** start of Task data **

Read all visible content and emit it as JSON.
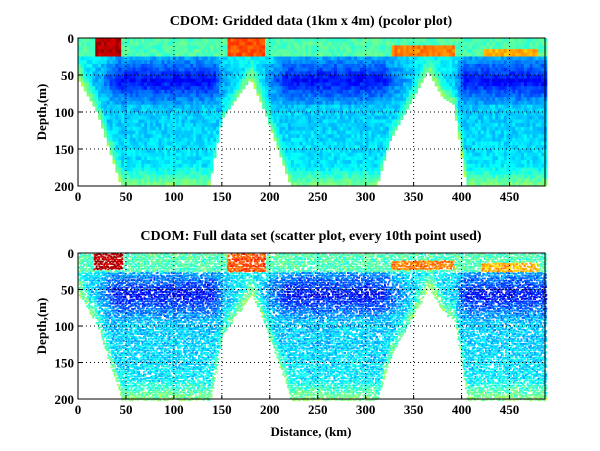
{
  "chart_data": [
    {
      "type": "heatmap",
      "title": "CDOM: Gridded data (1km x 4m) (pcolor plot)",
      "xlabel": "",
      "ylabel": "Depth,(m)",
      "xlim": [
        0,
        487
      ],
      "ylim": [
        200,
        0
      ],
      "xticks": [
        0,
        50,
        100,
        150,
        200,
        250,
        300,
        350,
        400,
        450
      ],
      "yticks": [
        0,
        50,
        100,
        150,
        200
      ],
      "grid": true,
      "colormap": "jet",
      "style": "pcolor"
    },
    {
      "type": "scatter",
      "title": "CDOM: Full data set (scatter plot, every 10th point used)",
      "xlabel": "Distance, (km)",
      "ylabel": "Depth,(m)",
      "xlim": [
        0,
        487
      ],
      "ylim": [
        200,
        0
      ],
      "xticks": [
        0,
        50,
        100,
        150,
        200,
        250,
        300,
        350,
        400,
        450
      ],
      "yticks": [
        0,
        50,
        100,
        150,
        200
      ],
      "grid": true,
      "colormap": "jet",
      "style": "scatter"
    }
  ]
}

** end of Task data **
** start of Task data **

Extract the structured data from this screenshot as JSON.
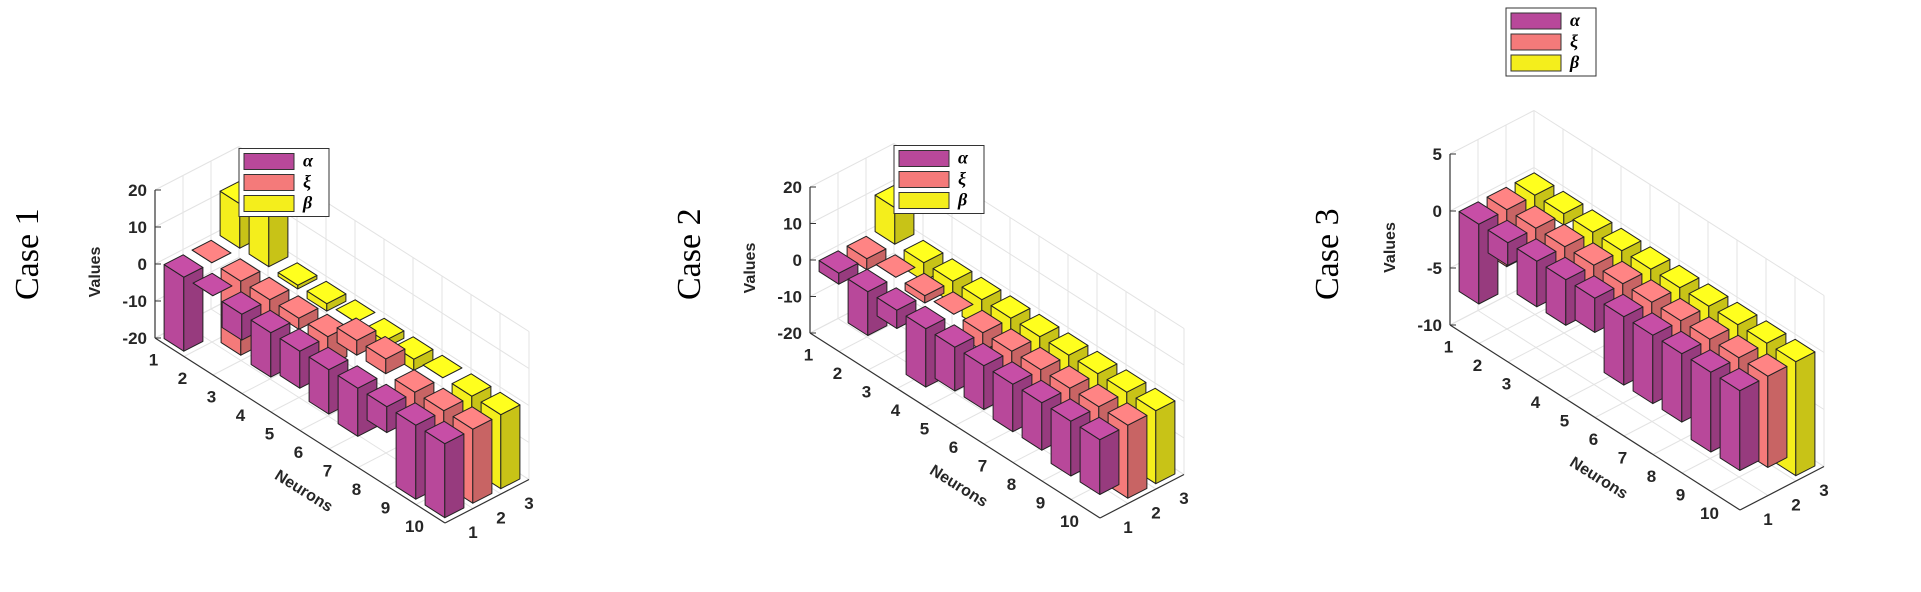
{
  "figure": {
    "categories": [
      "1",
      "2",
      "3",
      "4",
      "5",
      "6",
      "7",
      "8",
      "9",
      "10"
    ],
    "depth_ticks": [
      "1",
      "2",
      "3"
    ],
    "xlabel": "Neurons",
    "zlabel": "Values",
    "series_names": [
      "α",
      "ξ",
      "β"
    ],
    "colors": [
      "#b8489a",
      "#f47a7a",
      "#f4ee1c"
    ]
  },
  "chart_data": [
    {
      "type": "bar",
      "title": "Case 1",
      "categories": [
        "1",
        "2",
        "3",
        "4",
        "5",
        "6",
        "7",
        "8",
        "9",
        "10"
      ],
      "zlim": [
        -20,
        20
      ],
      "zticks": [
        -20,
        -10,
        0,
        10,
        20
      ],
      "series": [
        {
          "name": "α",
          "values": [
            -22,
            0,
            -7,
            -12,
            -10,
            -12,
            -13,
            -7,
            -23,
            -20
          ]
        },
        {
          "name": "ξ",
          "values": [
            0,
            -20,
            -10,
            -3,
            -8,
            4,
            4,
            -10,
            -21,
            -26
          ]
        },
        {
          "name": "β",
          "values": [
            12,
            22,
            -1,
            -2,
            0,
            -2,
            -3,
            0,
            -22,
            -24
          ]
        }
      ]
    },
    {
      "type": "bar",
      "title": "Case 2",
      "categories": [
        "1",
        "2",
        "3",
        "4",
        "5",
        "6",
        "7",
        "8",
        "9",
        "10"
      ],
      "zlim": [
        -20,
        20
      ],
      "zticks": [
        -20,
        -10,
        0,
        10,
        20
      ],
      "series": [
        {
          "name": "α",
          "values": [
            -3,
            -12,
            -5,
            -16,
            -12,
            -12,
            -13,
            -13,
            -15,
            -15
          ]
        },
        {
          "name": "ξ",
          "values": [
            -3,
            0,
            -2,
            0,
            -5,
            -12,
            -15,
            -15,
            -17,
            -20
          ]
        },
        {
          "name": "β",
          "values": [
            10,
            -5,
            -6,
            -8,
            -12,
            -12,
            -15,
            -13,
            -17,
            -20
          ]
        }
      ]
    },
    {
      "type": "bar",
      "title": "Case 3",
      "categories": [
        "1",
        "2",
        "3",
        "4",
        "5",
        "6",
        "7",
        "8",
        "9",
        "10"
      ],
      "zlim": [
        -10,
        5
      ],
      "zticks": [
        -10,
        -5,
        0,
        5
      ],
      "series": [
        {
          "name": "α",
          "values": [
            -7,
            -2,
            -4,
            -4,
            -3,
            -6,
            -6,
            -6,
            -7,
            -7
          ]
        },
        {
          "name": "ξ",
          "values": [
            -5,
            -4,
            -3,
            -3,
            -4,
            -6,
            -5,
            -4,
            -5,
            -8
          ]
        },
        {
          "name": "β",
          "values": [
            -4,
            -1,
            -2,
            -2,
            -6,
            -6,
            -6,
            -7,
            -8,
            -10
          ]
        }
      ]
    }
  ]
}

** end of Task data **

■ What to do
State only the number of lines in these entries that contain "JSON".

■ Output of the exercise
2